▶ STATED PROBLEM: Your task is to repeat the listing exactly.

***** SUPPLIED MATERIAL

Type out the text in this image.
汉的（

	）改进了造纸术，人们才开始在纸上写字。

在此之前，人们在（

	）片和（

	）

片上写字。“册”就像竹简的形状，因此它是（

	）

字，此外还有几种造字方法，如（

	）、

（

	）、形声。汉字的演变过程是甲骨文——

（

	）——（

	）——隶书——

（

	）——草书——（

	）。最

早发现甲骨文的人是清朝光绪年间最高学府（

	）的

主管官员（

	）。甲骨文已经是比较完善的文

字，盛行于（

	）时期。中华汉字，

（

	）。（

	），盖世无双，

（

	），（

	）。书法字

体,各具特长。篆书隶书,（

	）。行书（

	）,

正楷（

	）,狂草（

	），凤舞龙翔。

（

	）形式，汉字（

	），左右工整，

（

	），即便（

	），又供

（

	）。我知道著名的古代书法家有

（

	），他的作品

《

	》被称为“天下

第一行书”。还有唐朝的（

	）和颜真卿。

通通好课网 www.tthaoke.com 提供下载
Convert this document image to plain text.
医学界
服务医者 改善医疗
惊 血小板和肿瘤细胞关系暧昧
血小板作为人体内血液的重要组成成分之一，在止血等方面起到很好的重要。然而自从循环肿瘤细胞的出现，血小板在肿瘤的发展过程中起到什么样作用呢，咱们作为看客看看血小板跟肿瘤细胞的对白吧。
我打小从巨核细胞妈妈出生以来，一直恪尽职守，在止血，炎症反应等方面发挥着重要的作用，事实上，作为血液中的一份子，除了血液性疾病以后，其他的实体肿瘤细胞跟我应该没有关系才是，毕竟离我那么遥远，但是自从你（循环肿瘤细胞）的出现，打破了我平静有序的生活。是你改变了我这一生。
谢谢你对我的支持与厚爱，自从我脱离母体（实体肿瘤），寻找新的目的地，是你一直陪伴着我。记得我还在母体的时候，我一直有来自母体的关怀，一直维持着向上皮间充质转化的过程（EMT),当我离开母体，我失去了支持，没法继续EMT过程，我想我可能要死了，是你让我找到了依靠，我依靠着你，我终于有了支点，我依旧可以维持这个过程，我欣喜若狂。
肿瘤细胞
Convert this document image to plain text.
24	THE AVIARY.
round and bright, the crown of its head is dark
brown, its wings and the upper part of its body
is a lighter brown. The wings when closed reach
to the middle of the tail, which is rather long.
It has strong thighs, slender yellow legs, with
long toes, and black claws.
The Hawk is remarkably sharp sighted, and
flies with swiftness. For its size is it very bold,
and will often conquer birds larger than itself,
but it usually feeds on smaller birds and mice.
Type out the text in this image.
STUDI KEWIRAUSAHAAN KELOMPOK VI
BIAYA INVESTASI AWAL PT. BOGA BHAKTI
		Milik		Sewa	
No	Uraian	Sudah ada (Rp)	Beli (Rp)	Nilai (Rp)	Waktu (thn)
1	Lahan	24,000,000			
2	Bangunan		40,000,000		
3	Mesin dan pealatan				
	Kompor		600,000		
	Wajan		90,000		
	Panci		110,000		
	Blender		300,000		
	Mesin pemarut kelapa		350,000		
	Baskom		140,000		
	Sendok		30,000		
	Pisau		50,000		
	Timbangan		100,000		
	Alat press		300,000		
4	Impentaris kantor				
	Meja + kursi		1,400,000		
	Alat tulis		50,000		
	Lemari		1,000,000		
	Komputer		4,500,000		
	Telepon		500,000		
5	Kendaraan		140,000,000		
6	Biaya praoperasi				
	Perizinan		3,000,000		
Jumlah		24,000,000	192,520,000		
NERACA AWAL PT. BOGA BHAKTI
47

**********

▶ TASK SOLUTION:
Type out the text in this image.
汉的（

	）改进了造纸术，人们才开始在纸上写字。

在此之前，人们在（

	）片和（

	）

片上写字。“册”就像竹简的形状，因此它是（

	）

字，此外还有几种造字方法，如（

	）、

（

	）、形声。汉字的演变过程是甲骨文——

（

	）——（

	）——隶书——

（

	）——草书——（

	）。最

早发现甲骨文的人是清朝光绪年间最高学府（

	）的

主管官员（

	）。甲骨文已经是比较完善的文

字，盛行于（

	）时期。中华汉字，

（

	）。（

	），盖世无双，

（

	），（

	）。书法字

体,各具特长。篆书隶书,（

	）。行书（

	）,

正楷（

	）,狂草（

	），凤舞龙翔。

（

	）形式，汉字（

	），左右工整，

（

	），即便（

	），又供

（

	）。我知道著名的古代书法家有

（

	），他的作品

《

	》被称为“天下

第一行书”。还有唐朝的（

	）和颜真卿。

通通好课网 www.tthaoke.com 提供下载
Convert this document image to plain text.
医学界
服务医者 改善医疗
惊 血小板和肿瘤细胞关系暧昧
血小板作为人体内血液的重要组成成分之一，在止血等方面起到很好的重要。然而自从循环肿瘤细胞的出现，血小板在肿瘤的发展过程中起到什么样作用呢，咱们作为看客看看血小板跟肿瘤细胞的对白吧。
我打小从巨核细胞妈妈出生以来，一直恪尽职守，在止血，炎症反应等方面发挥着重要的作用，事实上，作为血液中的一份子，除了血液性疾病以后，其他的实体肿瘤细胞跟我应该没有关系才是，毕竟离我那么遥远，但是自从你（循环肿瘤细胞）的出现，打破了我平静有序的生活。是你改变了我这一生。
谢谢你对我的支持与厚爱，自从我脱离母体（实体肿瘤），寻找新的目的地，是你一直陪伴着我。记得我还在母体的时候，我一直有来自母体的关怀，一直维持着向上皮间充质转化的过程（EMT),当我离开母体，我失去了支持，没法继续EMT过程，我想我可能要死了，是你让我找到了依靠，我依靠着你，我终于有了支点，我依旧可以维持这个过程，我欣喜若狂。
肿瘤细胞
Convert this document image to plain text.
24	THE AVIARY.
round and bright, the crown of its head is dark
brown, its wings and the upper part of its body
is a lighter brown. The wings when closed reach
to the middle of the tail, which is rather long.
It has strong thighs, slender yellow legs, with
long toes, and black claws.
The Hawk is remarkably sharp sighted, and
flies with swiftness. For its size is it very bold,
and will often conquer birds larger than itself,
but it usually feeds on smaller birds and mice.
Type out the text in this image.
STUDI KEWIRAUSAHAAN KELOMPOK VI
BIAYA INVESTASI AWAL PT. BOGA BHAKTI
		Milik		Sewa	
No	Uraian	Sudah ada (Rp)	Beli (Rp)	Nilai (Rp)	Waktu (thn)
1	Lahan	24,000,000			
2	Bangunan		40,000,000		
3	Mesin dan pealatan				
	Kompor		600,000		
	Wajan		90,000		
	Panci		110,000		
	Blender		300,000		
	Mesin pemarut kelapa		350,000		
	Baskom		140,000		
	Sendok		30,000		
	Pisau		50,000		
	Timbangan		100,000		
	Alat press		300,000		
4	Impentaris kantor				
	Meja + kursi		1,400,000		
	Alat tulis		50,000		
	Lemari		1,000,000		
	Komputer		4,500,000		
	Telepon		500,000		
5	Kendaraan		140,000,000		
6	Biaya praoperasi				
	Perizinan		3,000,000		
Jumlah		24,000,000	192,520,000		
NERACA AWAL PT. BOGA BHAKTI
47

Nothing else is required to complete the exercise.